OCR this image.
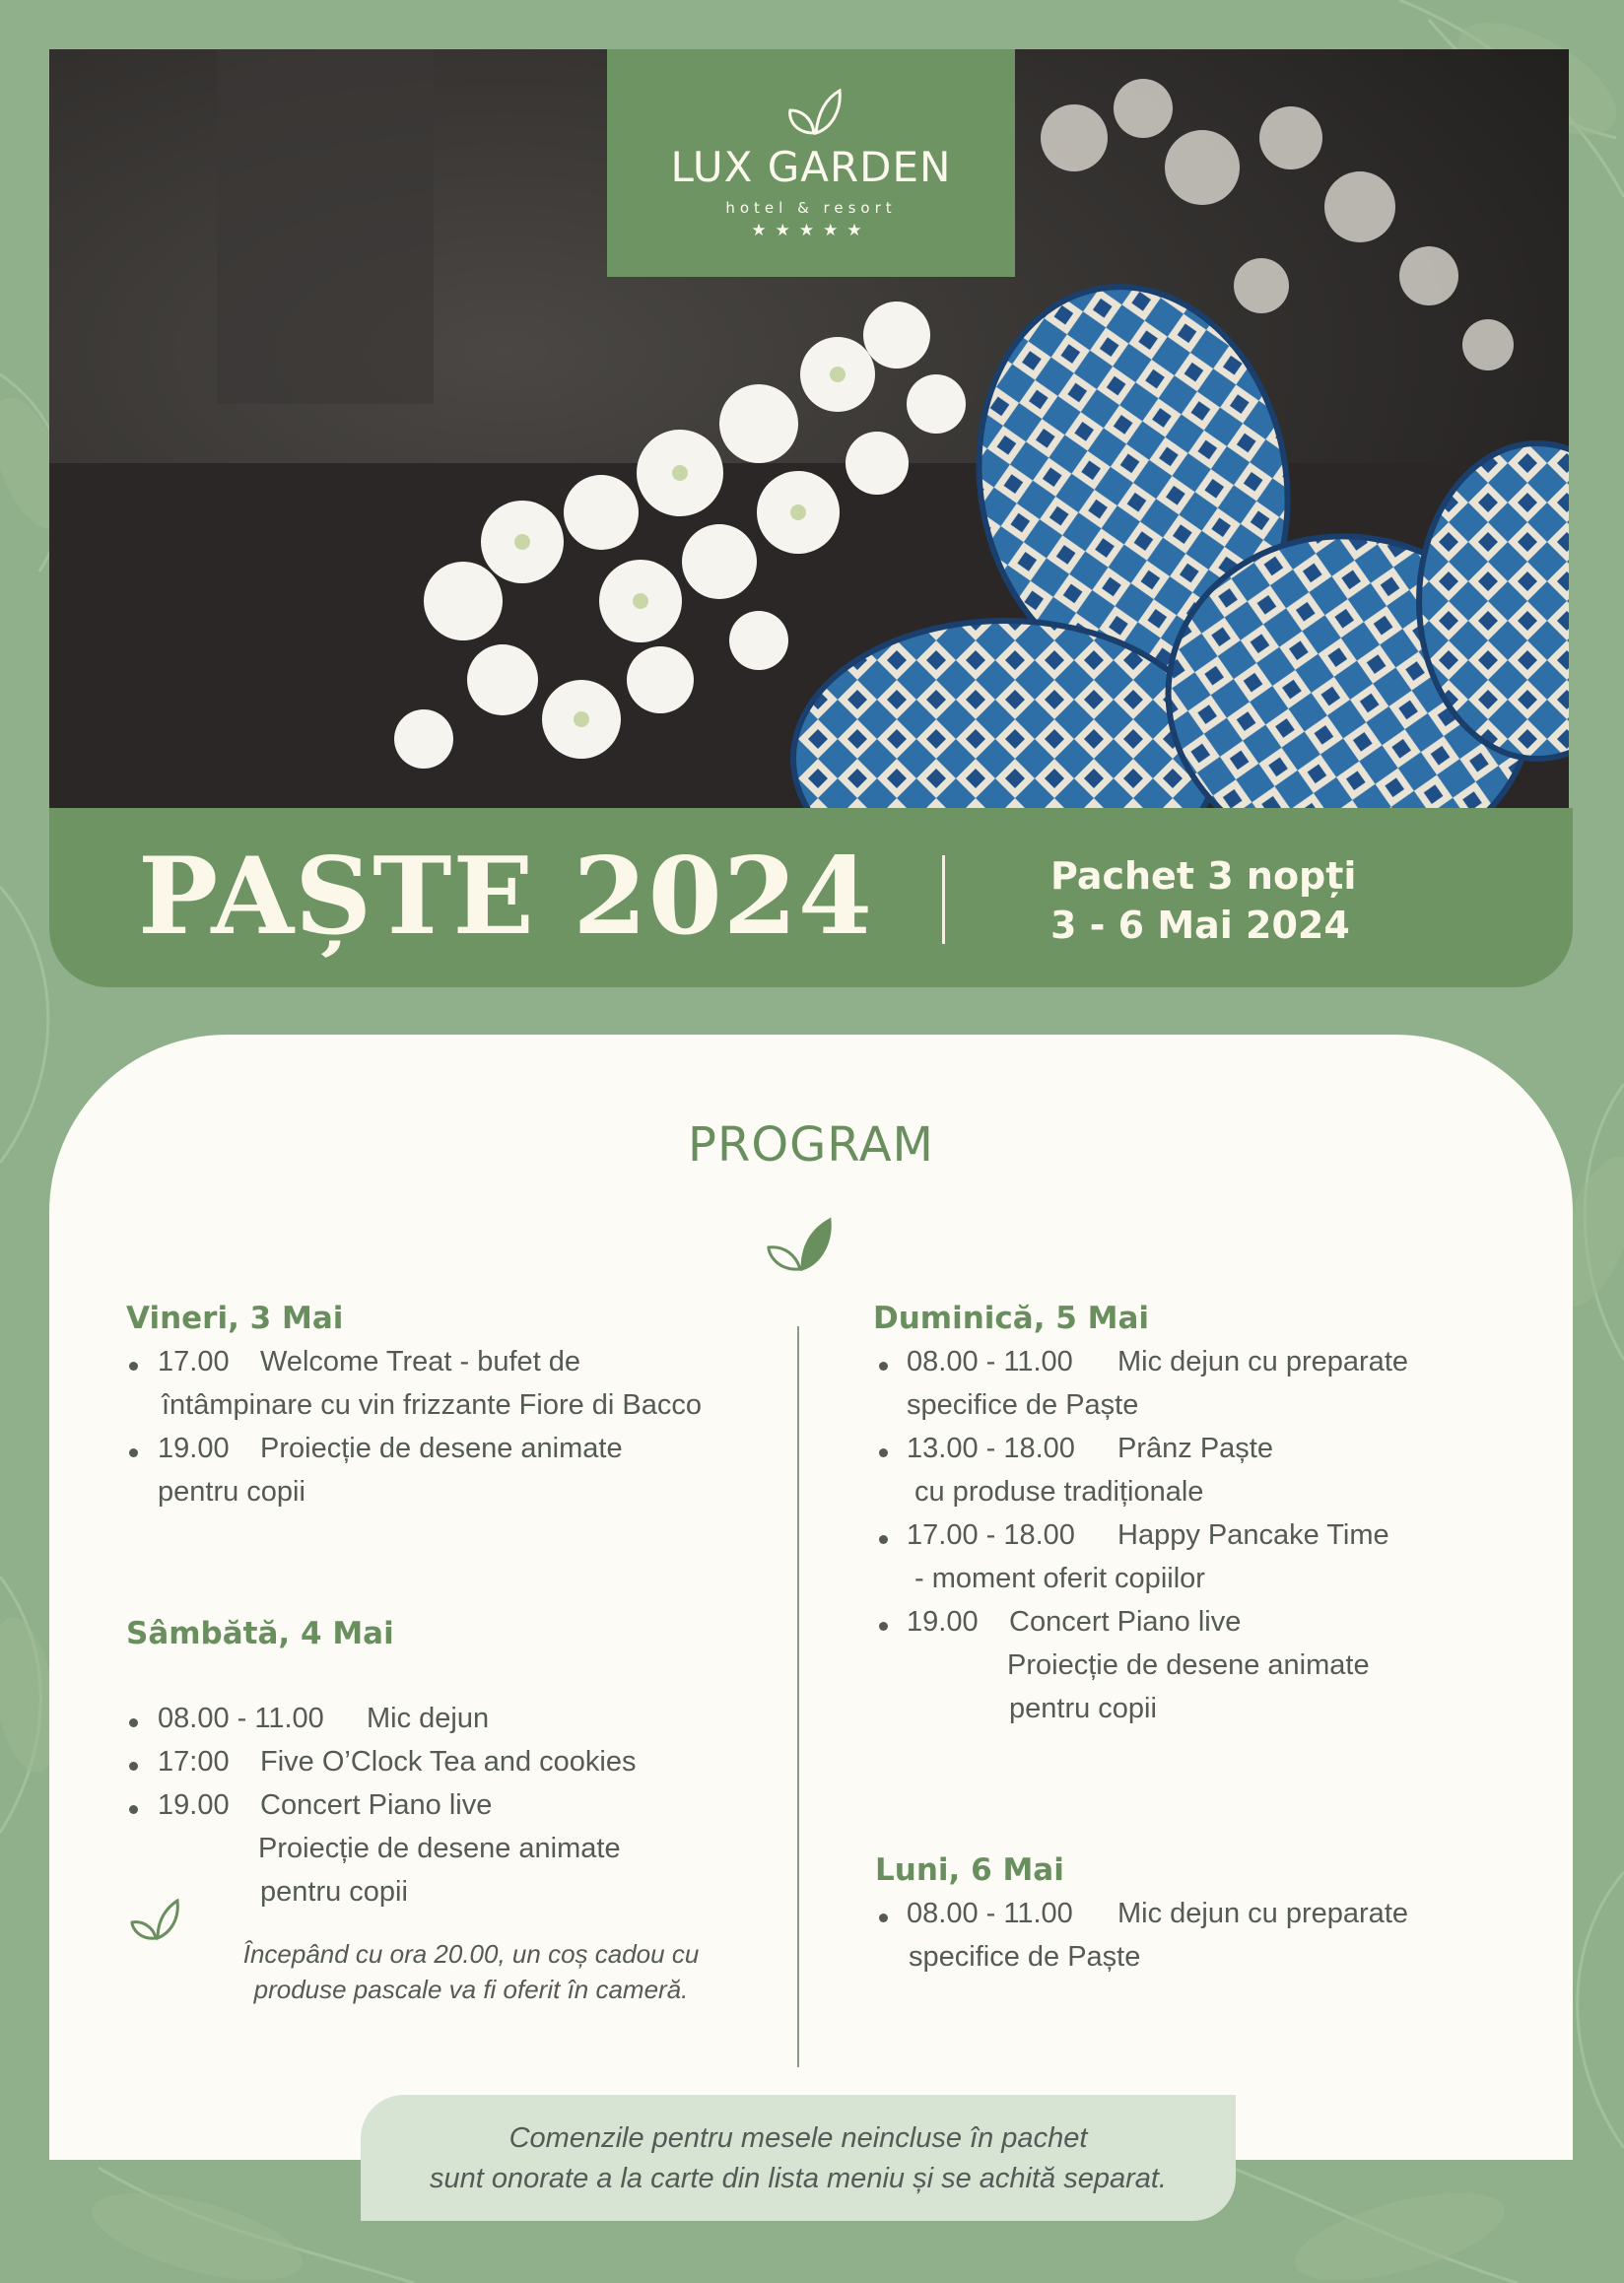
LUX GARDEN
hotel & resort
★★★★★
PAȘTE 2024	Pachet 3 nopți
3 - 6 Mai 2024
PROGRAM
Vineri, 3 Mai
17.00 Welcome Treat - bufet de
întâmpinare cu vin frizzante Fiore di Bacco
19.00 Proiecție de desene animate
pentru copii
Sâmbătă, 4 Mai
08.00 - 11.00 Mic dejun
17:00 Five O’Clock Tea and cookies
19.00 Concert Piano live
Proiecție de desene animate
pentru copii
Începând cu ora 20.00, un coș cadou cu
produse pascale va fi oferit în cameră.
Duminică, 5 Mai
08.00 - 11.00 Mic dejun cu preparate
specifice de Paște
13.00 - 18.00 Prânz Paște
cu produse tradiționale
17.00 - 18.00 Happy Pancake Time
- moment oferit copiilor
19.00 Concert Piano live
Proiecție de desene animate
pentru copii
Luni, 6 Mai
08.00 - 11.00 Mic dejun cu preparate
specifice de Paște
Comenzile pentru mesele neincluse în pachet
sunt onorate a la carte din lista meniu și se achită separat.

** BRIEF **
Could you reproduce every record above exactly, leaving out the pictures?

** EXERCISE SOLUTION **
OCR this image.
LUX GARDEN
hotel & resort
★★★★★
PAȘTE 2024	Pachet 3 nopți
3 - 6 Mai 2024
PROGRAM
Vineri, 3 Mai
17.00 Welcome Treat - bufet de
întâmpinare cu vin frizzante Fiore di Bacco
19.00 Proiecție de desene animate
pentru copii
Sâmbătă, 4 Mai
08.00 - 11.00 Mic dejun
17:00 Five O’Clock Tea and cookies
19.00 Concert Piano live
Proiecție de desene animate
pentru copii
Începând cu ora 20.00, un coș cadou cu
produse pascale va fi oferit în cameră.
Duminică, 5 Mai
08.00 - 11.00 Mic dejun cu preparate
specifice de Paște
13.00 - 18.00 Prânz Paște
cu produse tradiționale
17.00 - 18.00 Happy Pancake Time
- moment oferit copiilor
19.00 Concert Piano live
Proiecție de desene animate
pentru copii
Luni, 6 Mai
08.00 - 11.00 Mic dejun cu preparate
specifice de Paște
Comenzile pentru mesele neincluse în pachet
sunt onorate a la carte din lista meniu și se achită separat.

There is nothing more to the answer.